■ PROBLEM STATEMENT:
Wherever "Massachusetts" appears in a line, copy that line.

(Stored records)

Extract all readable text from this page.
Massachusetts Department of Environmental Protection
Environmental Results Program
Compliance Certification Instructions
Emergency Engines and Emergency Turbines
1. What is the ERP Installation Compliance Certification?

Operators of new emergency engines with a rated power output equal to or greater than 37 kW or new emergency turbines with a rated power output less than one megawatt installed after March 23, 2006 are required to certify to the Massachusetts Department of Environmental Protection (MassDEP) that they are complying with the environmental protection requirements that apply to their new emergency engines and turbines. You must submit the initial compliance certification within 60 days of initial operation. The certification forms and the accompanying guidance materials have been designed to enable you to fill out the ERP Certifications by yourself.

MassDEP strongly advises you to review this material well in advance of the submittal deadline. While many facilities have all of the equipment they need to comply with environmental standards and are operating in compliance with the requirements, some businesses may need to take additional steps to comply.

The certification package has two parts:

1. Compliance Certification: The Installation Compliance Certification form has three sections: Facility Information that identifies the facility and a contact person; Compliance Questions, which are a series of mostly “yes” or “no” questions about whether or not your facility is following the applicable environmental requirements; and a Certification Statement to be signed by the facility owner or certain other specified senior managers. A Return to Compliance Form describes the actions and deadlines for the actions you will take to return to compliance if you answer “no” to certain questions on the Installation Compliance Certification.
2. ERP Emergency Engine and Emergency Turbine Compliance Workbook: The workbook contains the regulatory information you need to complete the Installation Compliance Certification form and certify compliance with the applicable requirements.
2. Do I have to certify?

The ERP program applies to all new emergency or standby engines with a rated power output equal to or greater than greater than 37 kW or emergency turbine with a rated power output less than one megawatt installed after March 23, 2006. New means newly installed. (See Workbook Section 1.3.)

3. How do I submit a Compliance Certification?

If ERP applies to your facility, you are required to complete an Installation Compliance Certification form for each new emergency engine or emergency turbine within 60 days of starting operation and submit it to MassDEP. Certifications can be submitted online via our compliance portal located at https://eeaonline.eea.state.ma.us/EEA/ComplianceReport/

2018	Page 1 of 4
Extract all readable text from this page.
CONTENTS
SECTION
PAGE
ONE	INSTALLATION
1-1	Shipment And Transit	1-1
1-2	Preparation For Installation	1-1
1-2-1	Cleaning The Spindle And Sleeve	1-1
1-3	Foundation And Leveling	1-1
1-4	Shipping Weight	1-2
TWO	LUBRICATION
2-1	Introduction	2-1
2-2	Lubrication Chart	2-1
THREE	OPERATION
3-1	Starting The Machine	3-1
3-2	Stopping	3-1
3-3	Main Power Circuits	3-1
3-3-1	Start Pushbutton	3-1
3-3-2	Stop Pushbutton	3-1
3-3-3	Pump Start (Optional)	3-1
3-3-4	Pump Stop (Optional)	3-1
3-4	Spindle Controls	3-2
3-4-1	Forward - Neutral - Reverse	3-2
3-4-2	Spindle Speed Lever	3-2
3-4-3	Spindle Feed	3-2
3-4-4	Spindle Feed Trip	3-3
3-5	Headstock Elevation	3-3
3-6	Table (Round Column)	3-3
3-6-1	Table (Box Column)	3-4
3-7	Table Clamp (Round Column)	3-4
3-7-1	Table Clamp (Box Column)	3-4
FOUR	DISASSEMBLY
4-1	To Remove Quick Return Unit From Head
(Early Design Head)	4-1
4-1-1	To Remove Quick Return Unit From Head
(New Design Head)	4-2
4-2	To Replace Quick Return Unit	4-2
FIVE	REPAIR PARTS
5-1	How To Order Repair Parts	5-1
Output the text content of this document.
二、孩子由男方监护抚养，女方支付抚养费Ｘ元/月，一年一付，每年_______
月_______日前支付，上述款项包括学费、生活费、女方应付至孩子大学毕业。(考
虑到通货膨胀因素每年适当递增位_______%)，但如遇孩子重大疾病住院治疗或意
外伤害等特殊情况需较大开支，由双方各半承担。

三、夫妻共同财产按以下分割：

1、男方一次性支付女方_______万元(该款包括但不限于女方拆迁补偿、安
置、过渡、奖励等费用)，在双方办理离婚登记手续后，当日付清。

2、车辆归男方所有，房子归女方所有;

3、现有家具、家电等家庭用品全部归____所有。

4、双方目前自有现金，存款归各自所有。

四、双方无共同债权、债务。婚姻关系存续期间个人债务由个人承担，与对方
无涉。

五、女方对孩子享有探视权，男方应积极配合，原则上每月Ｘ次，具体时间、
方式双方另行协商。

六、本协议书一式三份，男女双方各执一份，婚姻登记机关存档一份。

■ WRITTEN REPLY:
Massachusetts Department of Environmental Protection
Operators of new emergency engines with a rated power output equal to or greater than 37 kW or new emergency turbines with a rated power output less than one megawatt installed after March 23, 2006 are required to certify to the Massachusetts Department of Environmental Protection (MassDEP) that they are complying with the environmental protection requirements that apply to their new emergency engines and turbines. You must submit the initial compliance certification within 60 days of initial operation. The certification forms and the accompanying guidance materials have been designed to enable you to fill out the ERP Certifications by yourself.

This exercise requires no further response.